• What is required
Please restate the following records word for word.

• Task material
....

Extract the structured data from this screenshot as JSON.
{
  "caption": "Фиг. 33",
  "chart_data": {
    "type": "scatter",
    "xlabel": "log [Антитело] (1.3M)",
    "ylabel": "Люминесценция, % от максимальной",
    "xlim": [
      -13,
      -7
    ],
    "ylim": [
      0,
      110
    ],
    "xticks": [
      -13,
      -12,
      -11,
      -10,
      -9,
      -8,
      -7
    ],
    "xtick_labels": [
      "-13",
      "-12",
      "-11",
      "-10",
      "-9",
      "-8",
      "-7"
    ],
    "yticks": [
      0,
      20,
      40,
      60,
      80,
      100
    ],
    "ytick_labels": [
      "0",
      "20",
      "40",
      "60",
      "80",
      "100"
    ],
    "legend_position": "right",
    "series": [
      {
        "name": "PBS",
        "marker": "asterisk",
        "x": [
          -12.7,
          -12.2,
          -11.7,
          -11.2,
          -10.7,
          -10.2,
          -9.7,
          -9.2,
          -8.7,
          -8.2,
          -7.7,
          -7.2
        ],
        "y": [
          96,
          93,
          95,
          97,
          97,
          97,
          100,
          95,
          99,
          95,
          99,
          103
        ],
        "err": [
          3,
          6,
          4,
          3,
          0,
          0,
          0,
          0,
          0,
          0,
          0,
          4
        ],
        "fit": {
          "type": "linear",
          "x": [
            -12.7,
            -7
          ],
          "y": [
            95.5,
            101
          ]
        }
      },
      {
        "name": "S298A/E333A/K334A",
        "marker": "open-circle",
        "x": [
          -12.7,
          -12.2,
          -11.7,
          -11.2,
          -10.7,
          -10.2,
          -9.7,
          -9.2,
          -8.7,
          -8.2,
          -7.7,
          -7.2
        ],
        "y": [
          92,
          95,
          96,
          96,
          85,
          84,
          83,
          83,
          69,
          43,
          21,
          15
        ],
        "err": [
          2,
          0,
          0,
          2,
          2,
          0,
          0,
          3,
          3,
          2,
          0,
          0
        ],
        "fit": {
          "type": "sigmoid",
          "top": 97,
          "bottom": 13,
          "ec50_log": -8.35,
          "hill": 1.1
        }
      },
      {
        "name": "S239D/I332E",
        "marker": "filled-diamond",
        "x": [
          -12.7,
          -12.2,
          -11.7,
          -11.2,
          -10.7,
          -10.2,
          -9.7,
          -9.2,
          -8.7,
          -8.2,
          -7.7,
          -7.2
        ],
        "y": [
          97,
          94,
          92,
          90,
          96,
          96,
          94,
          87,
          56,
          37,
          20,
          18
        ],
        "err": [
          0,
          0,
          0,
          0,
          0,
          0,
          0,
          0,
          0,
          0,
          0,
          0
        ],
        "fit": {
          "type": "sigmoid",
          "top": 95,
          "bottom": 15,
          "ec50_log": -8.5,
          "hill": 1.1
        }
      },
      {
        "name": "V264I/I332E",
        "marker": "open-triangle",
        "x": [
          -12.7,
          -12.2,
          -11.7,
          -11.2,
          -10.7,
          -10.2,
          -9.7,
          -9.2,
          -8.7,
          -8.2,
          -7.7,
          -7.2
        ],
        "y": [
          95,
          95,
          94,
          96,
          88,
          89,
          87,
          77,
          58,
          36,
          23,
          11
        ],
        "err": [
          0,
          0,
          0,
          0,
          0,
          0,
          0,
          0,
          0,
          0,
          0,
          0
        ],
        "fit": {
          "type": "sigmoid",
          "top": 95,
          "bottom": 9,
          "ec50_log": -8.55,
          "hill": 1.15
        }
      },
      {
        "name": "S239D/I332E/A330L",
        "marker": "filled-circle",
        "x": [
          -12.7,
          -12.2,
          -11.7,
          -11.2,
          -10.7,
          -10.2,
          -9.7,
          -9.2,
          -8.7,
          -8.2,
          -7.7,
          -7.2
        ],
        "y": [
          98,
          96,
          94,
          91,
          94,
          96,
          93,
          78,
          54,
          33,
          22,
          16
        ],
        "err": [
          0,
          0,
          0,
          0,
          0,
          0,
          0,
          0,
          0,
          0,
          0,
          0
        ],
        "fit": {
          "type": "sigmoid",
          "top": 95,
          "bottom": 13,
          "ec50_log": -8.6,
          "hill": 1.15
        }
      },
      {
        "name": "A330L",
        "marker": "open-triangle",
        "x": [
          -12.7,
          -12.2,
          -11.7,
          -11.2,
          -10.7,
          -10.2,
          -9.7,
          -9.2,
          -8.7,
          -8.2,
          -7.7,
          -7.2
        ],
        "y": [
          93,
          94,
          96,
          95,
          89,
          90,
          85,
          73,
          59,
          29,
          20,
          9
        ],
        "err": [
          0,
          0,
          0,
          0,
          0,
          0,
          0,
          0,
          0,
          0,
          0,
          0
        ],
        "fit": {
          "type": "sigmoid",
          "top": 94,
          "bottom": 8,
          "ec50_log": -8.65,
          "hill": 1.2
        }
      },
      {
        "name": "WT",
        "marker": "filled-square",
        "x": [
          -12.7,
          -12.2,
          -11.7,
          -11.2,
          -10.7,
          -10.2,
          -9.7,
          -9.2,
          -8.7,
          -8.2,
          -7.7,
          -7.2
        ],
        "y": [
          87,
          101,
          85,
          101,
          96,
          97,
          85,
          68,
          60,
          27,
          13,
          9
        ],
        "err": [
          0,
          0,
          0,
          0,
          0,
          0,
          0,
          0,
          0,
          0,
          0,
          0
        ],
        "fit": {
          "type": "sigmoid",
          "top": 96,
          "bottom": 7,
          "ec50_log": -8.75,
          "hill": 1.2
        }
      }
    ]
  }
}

....

• Final result
Extract the structured data from this screenshot as JSON.
{
  "caption": "Фиг. 33",
  "chart_data": {
    "type": "scatter",
    "xlabel": "log [Антитело] (1.3M)",
    "ylabel": "Люминесценция, % от максимальной",
    "xlim": [
      -13,
      -7
    ],
    "ylim": [
      0,
      110
    ],
    "xticks": [
      -13,
      -12,
      -11,
      -10,
      -9,
      -8,
      -7
    ],
    "xtick_labels": [
      "-13",
      "-12",
      "-11",
      "-10",
      "-9",
      "-8",
      "-7"
    ],
    "yticks": [
      0,
      20,
      40,
      60,
      80,
      100
    ],
    "ytick_labels": [
      "0",
      "20",
      "40",
      "60",
      "80",
      "100"
    ],
    "legend_position": "right",
    "series": [
      {
        "name": "PBS",
        "marker": "asterisk",
        "x": [
          -12.7,
          -12.2,
          -11.7,
          -11.2,
          -10.7,
          -10.2,
          -9.7,
          -9.2,
          -8.7,
          -8.2,
          -7.7,
          -7.2
        ],
        "y": [
          96,
          93,
          95,
          97,
          97,
          97,
          100,
          95,
          99,
          95,
          99,
          103
        ],
        "err": [
          3,
          6,
          4,
          3,
          0,
          0,
          0,
          0,
          0,
          0,
          0,
          4
        ],
        "fit": {
          "type": "linear",
          "x": [
            -12.7,
            -7
          ],
          "y": [
            95.5,
            101
          ]
        }
      },
      {
        "name": "S298A/E333A/K334A",
        "marker": "open-circle",
        "x": [
          -12.7,
          -12.2,
          -11.7,
          -11.2,
          -10.7,
          -10.2,
          -9.7,
          -9.2,
          -8.7,
          -8.2,
          -7.7,
          -7.2
        ],
        "y": [
          92,
          95,
          96,
          96,
          85,
          84,
          83,
          83,
          69,
          43,
          21,
          15
        ],
        "err": [
          2,
          0,
          0,
          2,
          2,
          0,
          0,
          3,
          3,
          2,
          0,
          0
        ],
        "fit": {
          "type": "sigmoid",
          "top": 97,
          "bottom": 13,
          "ec50_log": -8.35,
          "hill": 1.1
        }
      },
      {
        "name": "S239D/I332E",
        "marker": "filled-diamond",
        "x": [
          -12.7,
          -12.2,
          -11.7,
          -11.2,
          -10.7,
          -10.2,
          -9.7,
          -9.2,
          -8.7,
          -8.2,
          -7.7,
          -7.2
        ],
        "y": [
          97,
          94,
          92,
          90,
          96,
          96,
          94,
          87,
          56,
          37,
          20,
          18
        ],
        "err": [
          0,
          0,
          0,
          0,
          0,
          0,
          0,
          0,
          0,
          0,
          0,
          0
        ],
        "fit": {
          "type": "sigmoid",
          "top": 95,
          "bottom": 15,
          "ec50_log": -8.5,
          "hill": 1.1
        }
      },
      {
        "name": "V264I/I332E",
        "marker": "open-triangle",
        "x": [
          -12.7,
          -12.2,
          -11.7,
          -11.2,
          -10.7,
          -10.2,
          -9.7,
          -9.2,
          -8.7,
          -8.2,
          -7.7,
          -7.2
        ],
        "y": [
          95,
          95,
          94,
          96,
          88,
          89,
          87,
          77,
          58,
          36,
          23,
          11
        ],
        "err": [
          0,
          0,
          0,
          0,
          0,
          0,
          0,
          0,
          0,
          0,
          0,
          0
        ],
        "fit": {
          "type": "sigmoid",
          "top": 95,
          "bottom": 9,
          "ec50_log": -8.55,
          "hill": 1.15
        }
      },
      {
        "name": "S239D/I332E/A330L",
        "marker": "filled-circle",
        "x": [
          -12.7,
          -12.2,
          -11.7,
          -11.2,
          -10.7,
          -10.2,
          -9.7,
          -9.2,
          -8.7,
          -8.2,
          -7.7,
          -7.2
        ],
        "y": [
          98,
          96,
          94,
          91,
          94,
          96,
          93,
          78,
          54,
          33,
          22,
          16
        ],
        "err": [
          0,
          0,
          0,
          0,
          0,
          0,
          0,
          0,
          0,
          0,
          0,
          0
        ],
        "fit": {
          "type": "sigmoid",
          "top": 95,
          "bottom": 13,
          "ec50_log": -8.6,
          "hill": 1.15
        }
      },
      {
        "name": "A330L",
        "marker": "open-triangle",
        "x": [
          -12.7,
          -12.2,
          -11.7,
          -11.2,
          -10.7,
          -10.2,
          -9.7,
          -9.2,
          -8.7,
          -8.2,
          -7.7,
          -7.2
        ],
        "y": [
          93,
          94,
          96,
          95,
          89,
          90,
          85,
          73,
          59,
          29,
          20,
          9
        ],
        "err": [
          0,
          0,
          0,
          0,
          0,
          0,
          0,
          0,
          0,
          0,
          0,
          0
        ],
        "fit": {
          "type": "sigmoid",
          "top": 94,
          "bottom": 8,
          "ec50_log": -8.65,
          "hill": 1.2
        }
      },
      {
        "name": "WT",
        "marker": "filled-square",
        "x": [
          -12.7,
          -12.2,
          -11.7,
          -11.2,
          -10.7,
          -10.2,
          -9.7,
          -9.2,
          -8.7,
          -8.2,
          -7.7,
          -7.2
        ],
        "y": [
          87,
          101,
          85,
          101,
          96,
          97,
          85,
          68,
          60,
          27,
          13,
          9
        ],
        "err": [
          0,
          0,
          0,
          0,
          0,
          0,
          0,
          0,
          0,
          0,
          0,
          0
        ],
        "fit": {
          "type": "sigmoid",
          "top": 96,
          "bottom": 7,
          "ec50_log": -8.75,
          "hill": 1.2
        }
      }
    ]
  }
}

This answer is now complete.